* [What is needed]: The material below should be written out in full and exactly; pictures stay out of the copy.
_ _ _ _ _ _ _
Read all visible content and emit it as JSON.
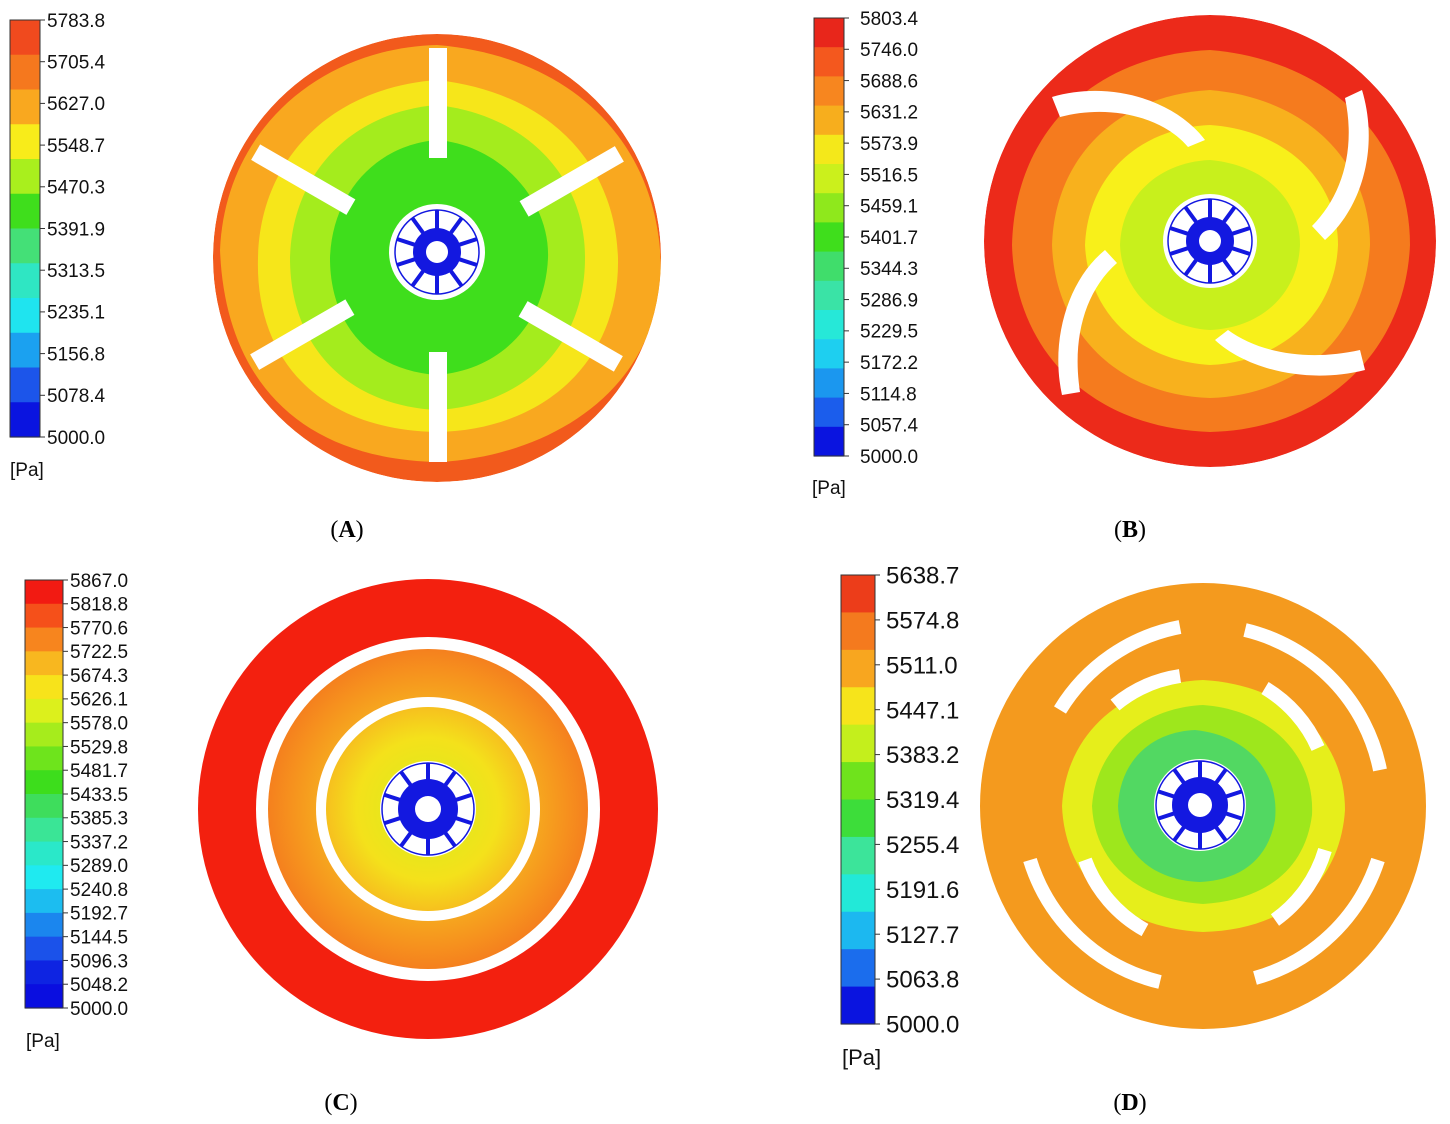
{
  "panels": [
    {
      "id": "A",
      "caption_letter": "A",
      "unit": "[Pa]",
      "legend_ticks": [
        "5783.8",
        "5705.4",
        "5627.0",
        "5548.7",
        "5470.3",
        "5391.9",
        "5313.5",
        "5235.1",
        "5156.8",
        "5078.4",
        "5000.0"
      ],
      "legend_colors": [
        "#f04a1e",
        "#f5781e",
        "#f9a81f",
        "#f8ec1a",
        "#a9ef1d",
        "#3fde1c",
        "#44e077",
        "#2fe6c3",
        "#1fe4ef",
        "#1ba1f0",
        "#1c55ea",
        "#0a14e0"
      ],
      "rotor": "straight-blades-6",
      "zones": [
        "#f25a1c",
        "#f9a81f",
        "#f6e61a",
        "#a4ec1d",
        "#3fde1c"
      ]
    },
    {
      "id": "B",
      "caption_letter": "B",
      "unit": "[Pa]",
      "legend_ticks": [
        "5803.4",
        "5746.0",
        "5688.6",
        "5631.2",
        "5573.9",
        "5516.5",
        "5459.1",
        "5401.7",
        "5344.3",
        "5286.9",
        "5229.5",
        "5172.2",
        "5114.8",
        "5057.4",
        "5000.0"
      ],
      "legend_colors": [
        "#e8261b",
        "#f4581e",
        "#f7861f",
        "#f7ae1d",
        "#f4e81a",
        "#cbf01c",
        "#8fe81c",
        "#3fde1c",
        "#40dd6b",
        "#3ae3a6",
        "#26e8d8",
        "#1ecff0",
        "#1b97ef",
        "#1b5dec",
        "#0a14e0"
      ],
      "rotor": "curved-blades-4",
      "zones": [
        "#ec2a1a",
        "#f57b1e",
        "#f8b11d",
        "#f8f01a",
        "#c8f01c"
      ]
    },
    {
      "id": "C",
      "caption_letter": "C",
      "unit": "[Pa]",
      "legend_ticks": [
        "5867.0",
        "5818.8",
        "5770.6",
        "5722.5",
        "5674.3",
        "5626.1",
        "5578.0",
        "5529.8",
        "5481.7",
        "5433.5",
        "5385.3",
        "5337.2",
        "5289.0",
        "5240.8",
        "5192.7",
        "5144.5",
        "5096.3",
        "5048.2",
        "5000.0"
      ],
      "legend_colors": [
        "#f21a12",
        "#f5501a",
        "#f7851e",
        "#f8b71f",
        "#f7e31b",
        "#dcf01c",
        "#a6ec1c",
        "#6ee41c",
        "#3ddd1c",
        "#3edd5c",
        "#3ae596",
        "#2ae8c9",
        "#1feaf0",
        "#1cbdf0",
        "#1b86ee",
        "#1b52ea",
        "#0e24e2",
        "#0a0ee0"
      ],
      "rotor": "concentric-rings",
      "zones": [
        "#f3200f",
        "#f6a51e",
        "#f3e51b"
      ]
    },
    {
      "id": "D",
      "caption_letter": "D",
      "unit": "[Pa]",
      "legend_ticks": [
        "5638.7",
        "5574.8",
        "5511.0",
        "5447.1",
        "5383.2",
        "5319.4",
        "5255.4",
        "5191.6",
        "5127.7",
        "5063.8",
        "5000.0"
      ],
      "legend_colors": [
        "#ec3d1a",
        "#f47a1e",
        "#f8a61f",
        "#f6e41b",
        "#c4ef1c",
        "#6fe31c",
        "#3ddd3a",
        "#3ce49a",
        "#22e9d8",
        "#1cb8f0",
        "#1b6ded",
        "#0a14e0"
      ],
      "rotor": "segmented-rings",
      "zones": [
        "#f49a1e",
        "#e6ee1b",
        "#9ee71c",
        "#52d862"
      ]
    }
  ]
}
_ _ _ _ _ _ _
* [Answer to the task]:
Read all visible content and emit it as JSON.
{
  "panels": [
    {
      "id": "A",
      "caption_letter": "A",
      "unit": "[Pa]",
      "legend_ticks": [
        "5783.8",
        "5705.4",
        "5627.0",
        "5548.7",
        "5470.3",
        "5391.9",
        "5313.5",
        "5235.1",
        "5156.8",
        "5078.4",
        "5000.0"
      ],
      "legend_colors": [
        "#f04a1e",
        "#f5781e",
        "#f9a81f",
        "#f8ec1a",
        "#a9ef1d",
        "#3fde1c",
        "#44e077",
        "#2fe6c3",
        "#1fe4ef",
        "#1ba1f0",
        "#1c55ea",
        "#0a14e0"
      ],
      "rotor": "straight-blades-6",
      "zones": [
        "#f25a1c",
        "#f9a81f",
        "#f6e61a",
        "#a4ec1d",
        "#3fde1c"
      ]
    },
    {
      "id": "B",
      "caption_letter": "B",
      "unit": "[Pa]",
      "legend_ticks": [
        "5803.4",
        "5746.0",
        "5688.6",
        "5631.2",
        "5573.9",
        "5516.5",
        "5459.1",
        "5401.7",
        "5344.3",
        "5286.9",
        "5229.5",
        "5172.2",
        "5114.8",
        "5057.4",
        "5000.0"
      ],
      "legend_colors": [
        "#e8261b",
        "#f4581e",
        "#f7861f",
        "#f7ae1d",
        "#f4e81a",
        "#cbf01c",
        "#8fe81c",
        "#3fde1c",
        "#40dd6b",
        "#3ae3a6",
        "#26e8d8",
        "#1ecff0",
        "#1b97ef",
        "#1b5dec",
        "#0a14e0"
      ],
      "rotor": "curved-blades-4",
      "zones": [
        "#ec2a1a",
        "#f57b1e",
        "#f8b11d",
        "#f8f01a",
        "#c8f01c"
      ]
    },
    {
      "id": "C",
      "caption_letter": "C",
      "unit": "[Pa]",
      "legend_ticks": [
        "5867.0",
        "5818.8",
        "5770.6",
        "5722.5",
        "5674.3",
        "5626.1",
        "5578.0",
        "5529.8",
        "5481.7",
        "5433.5",
        "5385.3",
        "5337.2",
        "5289.0",
        "5240.8",
        "5192.7",
        "5144.5",
        "5096.3",
        "5048.2",
        "5000.0"
      ],
      "legend_colors": [
        "#f21a12",
        "#f5501a",
        "#f7851e",
        "#f8b71f",
        "#f7e31b",
        "#dcf01c",
        "#a6ec1c",
        "#6ee41c",
        "#3ddd1c",
        "#3edd5c",
        "#3ae596",
        "#2ae8c9",
        "#1feaf0",
        "#1cbdf0",
        "#1b86ee",
        "#1b52ea",
        "#0e24e2",
        "#0a0ee0"
      ],
      "rotor": "concentric-rings",
      "zones": [
        "#f3200f",
        "#f6a51e",
        "#f3e51b"
      ]
    },
    {
      "id": "D",
      "caption_letter": "D",
      "unit": "[Pa]",
      "legend_ticks": [
        "5638.7",
        "5574.8",
        "5511.0",
        "5447.1",
        "5383.2",
        "5319.4",
        "5255.4",
        "5191.6",
        "5127.7",
        "5063.8",
        "5000.0"
      ],
      "legend_colors": [
        "#ec3d1a",
        "#f47a1e",
        "#f8a61f",
        "#f6e41b",
        "#c4ef1c",
        "#6fe31c",
        "#3ddd3a",
        "#3ce49a",
        "#22e9d8",
        "#1cb8f0",
        "#1b6ded",
        "#0a14e0"
      ],
      "rotor": "segmented-rings",
      "zones": [
        "#f49a1e",
        "#e6ee1b",
        "#9ee71c",
        "#52d862"
      ]
    }
  ]
}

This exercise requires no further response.